Written task:
Copy every line with the string "رمضان" in it.

Saved entries:
::::

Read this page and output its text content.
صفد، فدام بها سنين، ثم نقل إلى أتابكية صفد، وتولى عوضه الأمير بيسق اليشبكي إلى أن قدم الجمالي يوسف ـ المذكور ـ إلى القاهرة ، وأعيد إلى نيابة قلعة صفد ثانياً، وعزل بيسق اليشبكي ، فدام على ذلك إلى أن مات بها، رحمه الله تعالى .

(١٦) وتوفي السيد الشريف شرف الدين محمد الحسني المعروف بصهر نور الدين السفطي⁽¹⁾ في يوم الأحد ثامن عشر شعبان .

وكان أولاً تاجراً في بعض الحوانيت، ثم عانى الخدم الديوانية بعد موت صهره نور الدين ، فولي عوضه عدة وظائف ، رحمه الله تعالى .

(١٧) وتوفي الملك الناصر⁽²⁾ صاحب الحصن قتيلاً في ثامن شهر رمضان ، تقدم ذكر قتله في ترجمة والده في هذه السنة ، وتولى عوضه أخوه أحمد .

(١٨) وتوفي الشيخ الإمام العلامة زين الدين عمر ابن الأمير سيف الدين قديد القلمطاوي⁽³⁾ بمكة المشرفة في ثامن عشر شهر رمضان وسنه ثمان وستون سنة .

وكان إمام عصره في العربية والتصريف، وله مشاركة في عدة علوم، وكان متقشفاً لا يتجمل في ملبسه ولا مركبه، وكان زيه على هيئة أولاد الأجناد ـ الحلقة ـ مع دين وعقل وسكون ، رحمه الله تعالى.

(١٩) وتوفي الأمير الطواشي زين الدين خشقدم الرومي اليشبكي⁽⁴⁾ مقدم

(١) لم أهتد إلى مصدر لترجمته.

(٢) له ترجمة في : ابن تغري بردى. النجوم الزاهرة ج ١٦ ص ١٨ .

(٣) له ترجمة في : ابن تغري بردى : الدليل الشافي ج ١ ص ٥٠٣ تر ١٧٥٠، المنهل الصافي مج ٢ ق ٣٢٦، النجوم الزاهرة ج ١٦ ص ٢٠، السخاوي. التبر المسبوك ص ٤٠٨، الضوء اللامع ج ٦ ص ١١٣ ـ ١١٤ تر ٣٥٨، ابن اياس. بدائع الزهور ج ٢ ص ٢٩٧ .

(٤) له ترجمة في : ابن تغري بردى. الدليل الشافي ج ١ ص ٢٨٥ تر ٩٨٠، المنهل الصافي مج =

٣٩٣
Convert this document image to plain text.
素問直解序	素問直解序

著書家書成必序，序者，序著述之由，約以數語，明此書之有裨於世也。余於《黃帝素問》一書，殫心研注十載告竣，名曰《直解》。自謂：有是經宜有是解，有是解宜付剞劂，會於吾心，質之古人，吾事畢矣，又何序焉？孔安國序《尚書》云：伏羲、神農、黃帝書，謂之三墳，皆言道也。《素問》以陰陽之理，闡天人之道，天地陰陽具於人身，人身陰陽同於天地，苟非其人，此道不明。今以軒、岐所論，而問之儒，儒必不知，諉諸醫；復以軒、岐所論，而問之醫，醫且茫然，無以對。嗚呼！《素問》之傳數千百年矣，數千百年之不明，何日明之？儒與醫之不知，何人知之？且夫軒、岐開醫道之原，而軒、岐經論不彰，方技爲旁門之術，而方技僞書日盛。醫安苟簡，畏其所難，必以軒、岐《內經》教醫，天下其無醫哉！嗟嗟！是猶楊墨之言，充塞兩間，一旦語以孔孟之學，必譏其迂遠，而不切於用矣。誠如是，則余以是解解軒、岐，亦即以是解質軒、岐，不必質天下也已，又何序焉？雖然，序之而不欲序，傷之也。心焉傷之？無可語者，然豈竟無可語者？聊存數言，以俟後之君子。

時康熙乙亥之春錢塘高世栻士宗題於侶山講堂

::::

Task result:
(١٧) وتوفي الملك الناصر⁽²⁾ صاحب الحصن قتيلاً في ثامن شهر رمضان ، تقدم ذكر قتله في ترجمة والده في هذه السنة ، وتولى عوضه أخوه أحمد .
(١٨) وتوفي الشيخ الإمام العلامة زين الدين عمر ابن الأمير سيف الدين قديد القلمطاوي⁽³⁾ بمكة المشرفة في ثامن عشر شهر رمضان وسنه ثمان وستون سنة .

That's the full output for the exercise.